— Start —

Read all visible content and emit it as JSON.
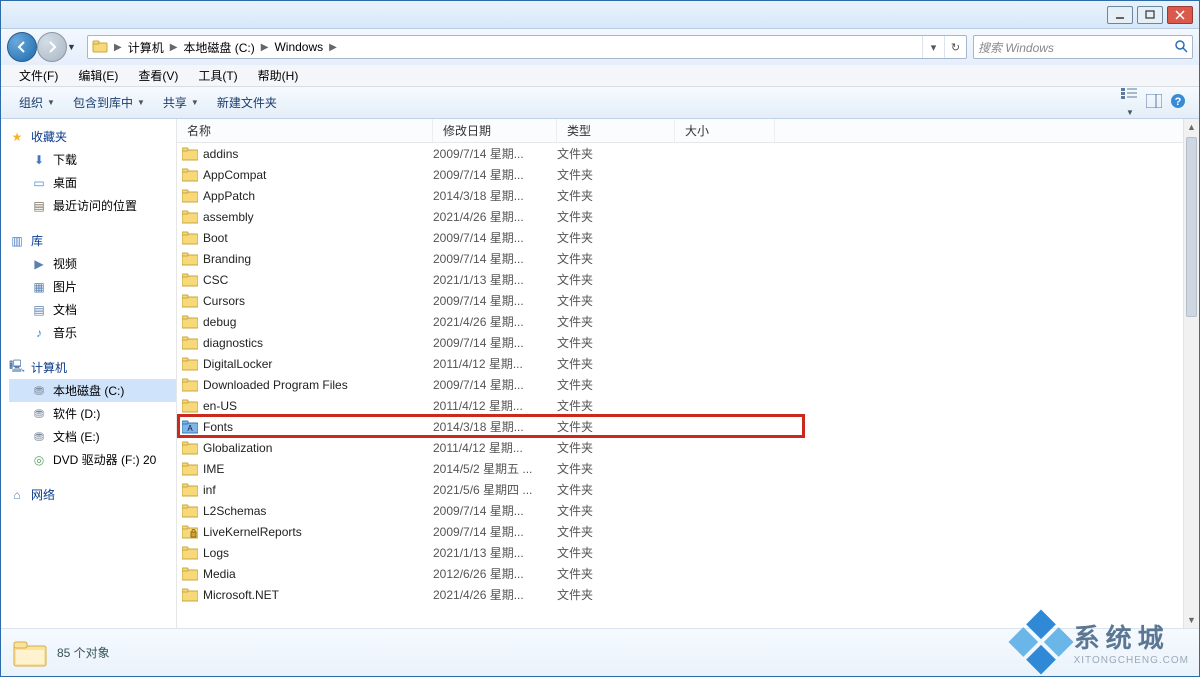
{
  "titlebar": {
    "min": "",
    "max": "",
    "close": ""
  },
  "nav": {
    "back": "←",
    "forward": "→",
    "crumbs": [
      "计算机",
      "本地磁盘 (C:)",
      "Windows"
    ],
    "refresh": "↻"
  },
  "search": {
    "placeholder": "搜索 Windows"
  },
  "menubar": [
    "文件(F)",
    "编辑(E)",
    "查看(V)",
    "工具(T)",
    "帮助(H)"
  ],
  "toolbar": {
    "organize": "组织",
    "include": "包含到库中",
    "share": "共享",
    "newfolder": "新建文件夹"
  },
  "navpane": {
    "favorites": {
      "label": "收藏夹",
      "items": [
        "下载",
        "桌面",
        "最近访问的位置"
      ]
    },
    "libraries": {
      "label": "库",
      "items": [
        "视频",
        "图片",
        "文档",
        "音乐"
      ]
    },
    "computer": {
      "label": "计算机",
      "items": [
        "本地磁盘 (C:)",
        "软件 (D:)",
        "文档 (E:)",
        "DVD 驱动器 (F:) 20"
      ]
    },
    "network": {
      "label": "网络"
    }
  },
  "columns": {
    "name": "名称",
    "date": "修改日期",
    "type": "类型",
    "size": "大小"
  },
  "files": [
    {
      "name": "addins",
      "date": "2009/7/14 星期...",
      "type": "文件夹"
    },
    {
      "name": "AppCompat",
      "date": "2009/7/14 星期...",
      "type": "文件夹"
    },
    {
      "name": "AppPatch",
      "date": "2014/3/18 星期...",
      "type": "文件夹"
    },
    {
      "name": "assembly",
      "date": "2021/4/26 星期...",
      "type": "文件夹"
    },
    {
      "name": "Boot",
      "date": "2009/7/14 星期...",
      "type": "文件夹"
    },
    {
      "name": "Branding",
      "date": "2009/7/14 星期...",
      "type": "文件夹"
    },
    {
      "name": "CSC",
      "date": "2021/1/13 星期...",
      "type": "文件夹"
    },
    {
      "name": "Cursors",
      "date": "2009/7/14 星期...",
      "type": "文件夹"
    },
    {
      "name": "debug",
      "date": "2021/4/26 星期...",
      "type": "文件夹"
    },
    {
      "name": "diagnostics",
      "date": "2009/7/14 星期...",
      "type": "文件夹"
    },
    {
      "name": "DigitalLocker",
      "date": "2011/4/12 星期...",
      "type": "文件夹"
    },
    {
      "name": "Downloaded Program Files",
      "date": "2009/7/14 星期...",
      "type": "文件夹"
    },
    {
      "name": "en-US",
      "date": "2011/4/12 星期...",
      "type": "文件夹"
    },
    {
      "name": "Fonts",
      "date": "2014/3/18 星期...",
      "type": "文件夹",
      "highlight": true,
      "special": "fonts"
    },
    {
      "name": "Globalization",
      "date": "2011/4/12 星期...",
      "type": "文件夹"
    },
    {
      "name": "IME",
      "date": "2014/5/2 星期五 ...",
      "type": "文件夹"
    },
    {
      "name": "inf",
      "date": "2021/5/6 星期四 ...",
      "type": "文件夹"
    },
    {
      "name": "L2Schemas",
      "date": "2009/7/14 星期...",
      "type": "文件夹"
    },
    {
      "name": "LiveKernelReports",
      "date": "2009/7/14 星期...",
      "type": "文件夹",
      "special": "locked"
    },
    {
      "name": "Logs",
      "date": "2021/1/13 星期...",
      "type": "文件夹"
    },
    {
      "name": "Media",
      "date": "2012/6/26 星期...",
      "type": "文件夹"
    },
    {
      "name": "Microsoft.NET",
      "date": "2021/4/26 星期...",
      "type": "文件夹"
    }
  ],
  "status": {
    "text": "85 个对象"
  },
  "watermark": {
    "cn": "系统城",
    "en": "XITONGCHENG.COM"
  }
}
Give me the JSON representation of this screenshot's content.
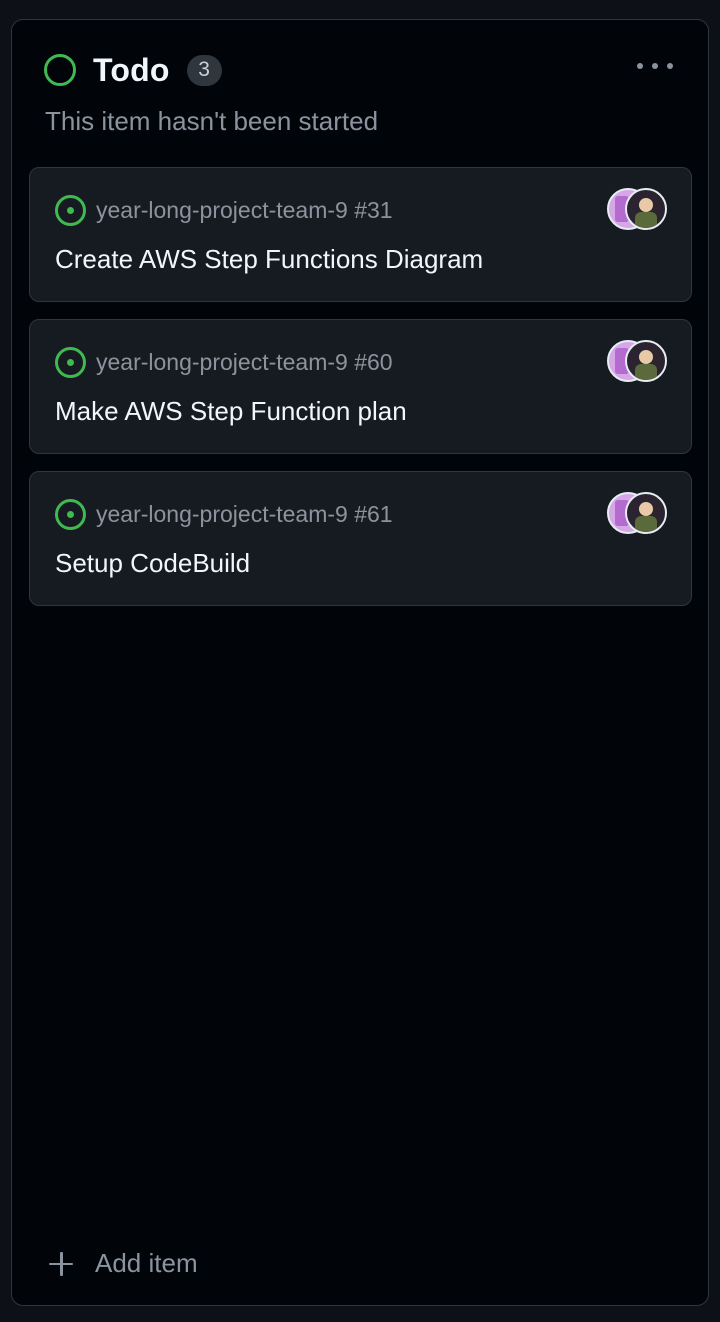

— End —

▶ **Exercise objective**:
Output every entry exactly as given; pictures are not part of the copy.

▶ **Task response**:
Read all visible content and emit it as JSON.
{
  "titlebar": {
    "min": "",
    "max": "",
    "close": ""
  },
  "nav": {
    "back": "←",
    "forward": "→",
    "crumbs": [
      "计算机",
      "本地磁盘 (C:)",
      "Windows"
    ],
    "refresh": "↻"
  },
  "search": {
    "placeholder": "搜索 Windows"
  },
  "menubar": [
    "文件(F)",
    "编辑(E)",
    "查看(V)",
    "工具(T)",
    "帮助(H)"
  ],
  "toolbar": {
    "organize": "组织",
    "include": "包含到库中",
    "share": "共享",
    "newfolder": "新建文件夹"
  },
  "navpane": {
    "favorites": {
      "label": "收藏夹",
      "items": [
        "下载",
        "桌面",
        "最近访问的位置"
      ]
    },
    "libraries": {
      "label": "库",
      "items": [
        "视频",
        "图片",
        "文档",
        "音乐"
      ]
    },
    "computer": {
      "label": "计算机",
      "items": [
        "本地磁盘 (C:)",
        "软件 (D:)",
        "文档 (E:)",
        "DVD 驱动器 (F:) 20"
      ]
    },
    "network": {
      "label": "网络"
    }
  },
  "columns": {
    "name": "名称",
    "date": "修改日期",
    "type": "类型",
    "size": "大小"
  },
  "files": [
    {
      "name": "addins",
      "date": "2009/7/14 星期...",
      "type": "文件夹"
    },
    {
      "name": "AppCompat",
      "date": "2009/7/14 星期...",
      "type": "文件夹"
    },
    {
      "name": "AppPatch",
      "date": "2014/3/18 星期...",
      "type": "文件夹"
    },
    {
      "name": "assembly",
      "date": "2021/4/26 星期...",
      "type": "文件夹"
    },
    {
      "name": "Boot",
      "date": "2009/7/14 星期...",
      "type": "文件夹"
    },
    {
      "name": "Branding",
      "date": "2009/7/14 星期...",
      "type": "文件夹"
    },
    {
      "name": "CSC",
      "date": "2021/1/13 星期...",
      "type": "文件夹"
    },
    {
      "name": "Cursors",
      "date": "2009/7/14 星期...",
      "type": "文件夹"
    },
    {
      "name": "debug",
      "date": "2021/4/26 星期...",
      "type": "文件夹"
    },
    {
      "name": "diagnostics",
      "date": "2009/7/14 星期...",
      "type": "文件夹"
    },
    {
      "name": "DigitalLocker",
      "date": "2011/4/12 星期...",
      "type": "文件夹"
    },
    {
      "name": "Downloaded Program Files",
      "date": "2009/7/14 星期...",
      "type": "文件夹"
    },
    {
      "name": "en-US",
      "date": "2011/4/12 星期...",
      "type": "文件夹"
    },
    {
      "name": "Fonts",
      "date": "2014/3/18 星期...",
      "type": "文件夹",
      "highlight": true,
      "special": "fonts"
    },
    {
      "name": "Globalization",
      "date": "2011/4/12 星期...",
      "type": "文件夹"
    },
    {
      "name": "IME",
      "date": "2014/5/2 星期五 ...",
      "type": "文件夹"
    },
    {
      "name": "inf",
      "date": "2021/5/6 星期四 ...",
      "type": "文件夹"
    },
    {
      "name": "L2Schemas",
      "date": "2009/7/14 星期...",
      "type": "文件夹"
    },
    {
      "name": "LiveKernelReports",
      "date": "2009/7/14 星期...",
      "type": "文件夹",
      "special": "locked"
    },
    {
      "name": "Logs",
      "date": "2021/1/13 星期...",
      "type": "文件夹"
    },
    {
      "name": "Media",
      "date": "2012/6/26 星期...",
      "type": "文件夹"
    },
    {
      "name": "Microsoft.NET",
      "date": "2021/4/26 星期...",
      "type": "文件夹"
    }
  ],
  "status": {
    "text": "85 个对象"
  },
  "watermark": {
    "cn": "系统城",
    "en": "XITONGCHENG.COM"
  }
}
Give me the JSON representation of this screenshot's content.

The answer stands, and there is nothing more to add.